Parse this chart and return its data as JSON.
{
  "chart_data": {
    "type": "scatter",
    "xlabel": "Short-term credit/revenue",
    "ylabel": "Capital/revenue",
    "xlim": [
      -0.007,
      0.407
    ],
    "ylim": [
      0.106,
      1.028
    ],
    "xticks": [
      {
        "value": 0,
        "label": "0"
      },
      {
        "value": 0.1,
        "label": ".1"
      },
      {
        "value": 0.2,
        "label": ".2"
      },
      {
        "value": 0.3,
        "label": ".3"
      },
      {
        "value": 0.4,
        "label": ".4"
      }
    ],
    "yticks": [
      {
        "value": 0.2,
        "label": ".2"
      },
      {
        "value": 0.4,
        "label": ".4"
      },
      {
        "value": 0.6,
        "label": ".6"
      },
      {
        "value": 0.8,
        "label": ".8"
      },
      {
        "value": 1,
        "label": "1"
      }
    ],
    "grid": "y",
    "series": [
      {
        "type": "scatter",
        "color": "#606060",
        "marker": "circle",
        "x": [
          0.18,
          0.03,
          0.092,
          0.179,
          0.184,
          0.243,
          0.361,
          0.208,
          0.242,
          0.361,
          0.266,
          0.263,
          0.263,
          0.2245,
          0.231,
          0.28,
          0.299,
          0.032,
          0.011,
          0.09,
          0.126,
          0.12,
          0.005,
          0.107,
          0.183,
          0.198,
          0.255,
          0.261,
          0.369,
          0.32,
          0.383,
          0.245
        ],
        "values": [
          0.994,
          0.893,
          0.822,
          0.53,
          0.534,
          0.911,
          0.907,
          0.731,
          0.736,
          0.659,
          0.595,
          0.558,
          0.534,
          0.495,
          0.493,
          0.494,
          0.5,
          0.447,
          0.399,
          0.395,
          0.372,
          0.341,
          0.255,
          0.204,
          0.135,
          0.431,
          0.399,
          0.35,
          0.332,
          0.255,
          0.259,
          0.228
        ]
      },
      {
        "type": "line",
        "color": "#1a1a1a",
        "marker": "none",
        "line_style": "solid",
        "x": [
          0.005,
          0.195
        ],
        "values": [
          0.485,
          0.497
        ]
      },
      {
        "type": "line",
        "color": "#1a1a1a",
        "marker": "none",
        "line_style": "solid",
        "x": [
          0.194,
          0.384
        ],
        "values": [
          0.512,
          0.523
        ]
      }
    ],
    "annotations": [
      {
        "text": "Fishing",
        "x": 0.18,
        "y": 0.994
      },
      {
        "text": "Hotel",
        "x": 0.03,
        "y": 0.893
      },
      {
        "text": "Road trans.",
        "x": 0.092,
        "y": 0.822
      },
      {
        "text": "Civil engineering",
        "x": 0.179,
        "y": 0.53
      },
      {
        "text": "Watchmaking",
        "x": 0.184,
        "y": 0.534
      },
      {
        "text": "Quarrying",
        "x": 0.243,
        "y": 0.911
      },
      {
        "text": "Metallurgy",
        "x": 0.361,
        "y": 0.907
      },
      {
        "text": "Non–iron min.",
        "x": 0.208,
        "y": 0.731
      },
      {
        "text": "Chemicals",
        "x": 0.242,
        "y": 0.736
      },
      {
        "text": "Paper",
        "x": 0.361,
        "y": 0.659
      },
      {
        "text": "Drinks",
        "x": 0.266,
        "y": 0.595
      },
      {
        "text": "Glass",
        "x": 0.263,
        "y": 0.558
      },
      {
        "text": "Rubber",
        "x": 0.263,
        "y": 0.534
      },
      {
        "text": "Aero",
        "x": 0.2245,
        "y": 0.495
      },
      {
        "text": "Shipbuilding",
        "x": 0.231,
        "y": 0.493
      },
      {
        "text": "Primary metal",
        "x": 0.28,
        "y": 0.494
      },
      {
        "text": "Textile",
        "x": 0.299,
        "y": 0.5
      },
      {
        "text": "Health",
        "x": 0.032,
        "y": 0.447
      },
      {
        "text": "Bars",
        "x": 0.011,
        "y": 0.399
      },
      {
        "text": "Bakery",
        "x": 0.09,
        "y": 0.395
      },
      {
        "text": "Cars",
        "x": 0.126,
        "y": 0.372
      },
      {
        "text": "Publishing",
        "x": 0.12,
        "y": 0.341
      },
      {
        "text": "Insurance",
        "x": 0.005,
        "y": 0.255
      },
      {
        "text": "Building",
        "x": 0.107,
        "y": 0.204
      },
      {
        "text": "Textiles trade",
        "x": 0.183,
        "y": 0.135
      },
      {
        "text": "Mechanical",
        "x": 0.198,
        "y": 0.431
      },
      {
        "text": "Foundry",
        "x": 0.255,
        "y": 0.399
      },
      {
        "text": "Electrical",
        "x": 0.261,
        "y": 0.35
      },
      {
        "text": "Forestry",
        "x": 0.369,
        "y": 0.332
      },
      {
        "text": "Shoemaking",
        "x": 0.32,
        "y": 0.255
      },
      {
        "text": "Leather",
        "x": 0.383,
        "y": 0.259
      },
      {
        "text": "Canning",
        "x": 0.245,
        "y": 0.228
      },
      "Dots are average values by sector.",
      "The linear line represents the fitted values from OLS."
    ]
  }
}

******

▶ _WHAT TO DO_
All of the entries must be written out exactly as they stand.

▶ _SOLUTION_
Parse this chart and return its data as JSON.
{
  "chart_data": {
    "type": "scatter",
    "xlabel": "Short-term credit/revenue",
    "ylabel": "Capital/revenue",
    "xlim": [
      -0.007,
      0.407
    ],
    "ylim": [
      0.106,
      1.028
    ],
    "xticks": [
      {
        "value": 0,
        "label": "0"
      },
      {
        "value": 0.1,
        "label": ".1"
      },
      {
        "value": 0.2,
        "label": ".2"
      },
      {
        "value": 0.3,
        "label": ".3"
      },
      {
        "value": 0.4,
        "label": ".4"
      }
    ],
    "yticks": [
      {
        "value": 0.2,
        "label": ".2"
      },
      {
        "value": 0.4,
        "label": ".4"
      },
      {
        "value": 0.6,
        "label": ".6"
      },
      {
        "value": 0.8,
        "label": ".8"
      },
      {
        "value": 1,
        "label": "1"
      }
    ],
    "grid": "y",
    "series": [
      {
        "type": "scatter",
        "color": "#606060",
        "marker": "circle",
        "x": [
          0.18,
          0.03,
          0.092,
          0.179,
          0.184,
          0.243,
          0.361,
          0.208,
          0.242,
          0.361,
          0.266,
          0.263,
          0.263,
          0.2245,
          0.231,
          0.28,
          0.299,
          0.032,
          0.011,
          0.09,
          0.126,
          0.12,
          0.005,
          0.107,
          0.183,
          0.198,
          0.255,
          0.261,
          0.369,
          0.32,
          0.383,
          0.245
        ],
        "values": [
          0.994,
          0.893,
          0.822,
          0.53,
          0.534,
          0.911,
          0.907,
          0.731,
          0.736,
          0.659,
          0.595,
          0.558,
          0.534,
          0.495,
          0.493,
          0.494,
          0.5,
          0.447,
          0.399,
          0.395,
          0.372,
          0.341,
          0.255,
          0.204,
          0.135,
          0.431,
          0.399,
          0.35,
          0.332,
          0.255,
          0.259,
          0.228
        ]
      },
      {
        "type": "line",
        "color": "#1a1a1a",
        "marker": "none",
        "line_style": "solid",
        "x": [
          0.005,
          0.195
        ],
        "values": [
          0.485,
          0.497
        ]
      },
      {
        "type": "line",
        "color": "#1a1a1a",
        "marker": "none",
        "line_style": "solid",
        "x": [
          0.194,
          0.384
        ],
        "values": [
          0.512,
          0.523
        ]
      }
    ],
    "annotations": [
      {
        "text": "Fishing",
        "x": 0.18,
        "y": 0.994
      },
      {
        "text": "Hotel",
        "x": 0.03,
        "y": 0.893
      },
      {
        "text": "Road trans.",
        "x": 0.092,
        "y": 0.822
      },
      {
        "text": "Civil engineering",
        "x": 0.179,
        "y": 0.53
      },
      {
        "text": "Watchmaking",
        "x": 0.184,
        "y": 0.534
      },
      {
        "text": "Quarrying",
        "x": 0.243,
        "y": 0.911
      },
      {
        "text": "Metallurgy",
        "x": 0.361,
        "y": 0.907
      },
      {
        "text": "Non–iron min.",
        "x": 0.208,
        "y": 0.731
      },
      {
        "text": "Chemicals",
        "x": 0.242,
        "y": 0.736
      },
      {
        "text": "Paper",
        "x": 0.361,
        "y": 0.659
      },
      {
        "text": "Drinks",
        "x": 0.266,
        "y": 0.595
      },
      {
        "text": "Glass",
        "x": 0.263,
        "y": 0.558
      },
      {
        "text": "Rubber",
        "x": 0.263,
        "y": 0.534
      },
      {
        "text": "Aero",
        "x": 0.2245,
        "y": 0.495
      },
      {
        "text": "Shipbuilding",
        "x": 0.231,
        "y": 0.493
      },
      {
        "text": "Primary metal",
        "x": 0.28,
        "y": 0.494
      },
      {
        "text": "Textile",
        "x": 0.299,
        "y": 0.5
      },
      {
        "text": "Health",
        "x": 0.032,
        "y": 0.447
      },
      {
        "text": "Bars",
        "x": 0.011,
        "y": 0.399
      },
      {
        "text": "Bakery",
        "x": 0.09,
        "y": 0.395
      },
      {
        "text": "Cars",
        "x": 0.126,
        "y": 0.372
      },
      {
        "text": "Publishing",
        "x": 0.12,
        "y": 0.341
      },
      {
        "text": "Insurance",
        "x": 0.005,
        "y": 0.255
      },
      {
        "text": "Building",
        "x": 0.107,
        "y": 0.204
      },
      {
        "text": "Textiles trade",
        "x": 0.183,
        "y": 0.135
      },
      {
        "text": "Mechanical",
        "x": 0.198,
        "y": 0.431
      },
      {
        "text": "Foundry",
        "x": 0.255,
        "y": 0.399
      },
      {
        "text": "Electrical",
        "x": 0.261,
        "y": 0.35
      },
      {
        "text": "Forestry",
        "x": 0.369,
        "y": 0.332
      },
      {
        "text": "Shoemaking",
        "x": 0.32,
        "y": 0.255
      },
      {
        "text": "Leather",
        "x": 0.383,
        "y": 0.259
      },
      {
        "text": "Canning",
        "x": 0.245,
        "y": 0.228
      },
      "Dots are average values by sector.",
      "The linear line represents the fitted values from OLS."
    ]
  }
}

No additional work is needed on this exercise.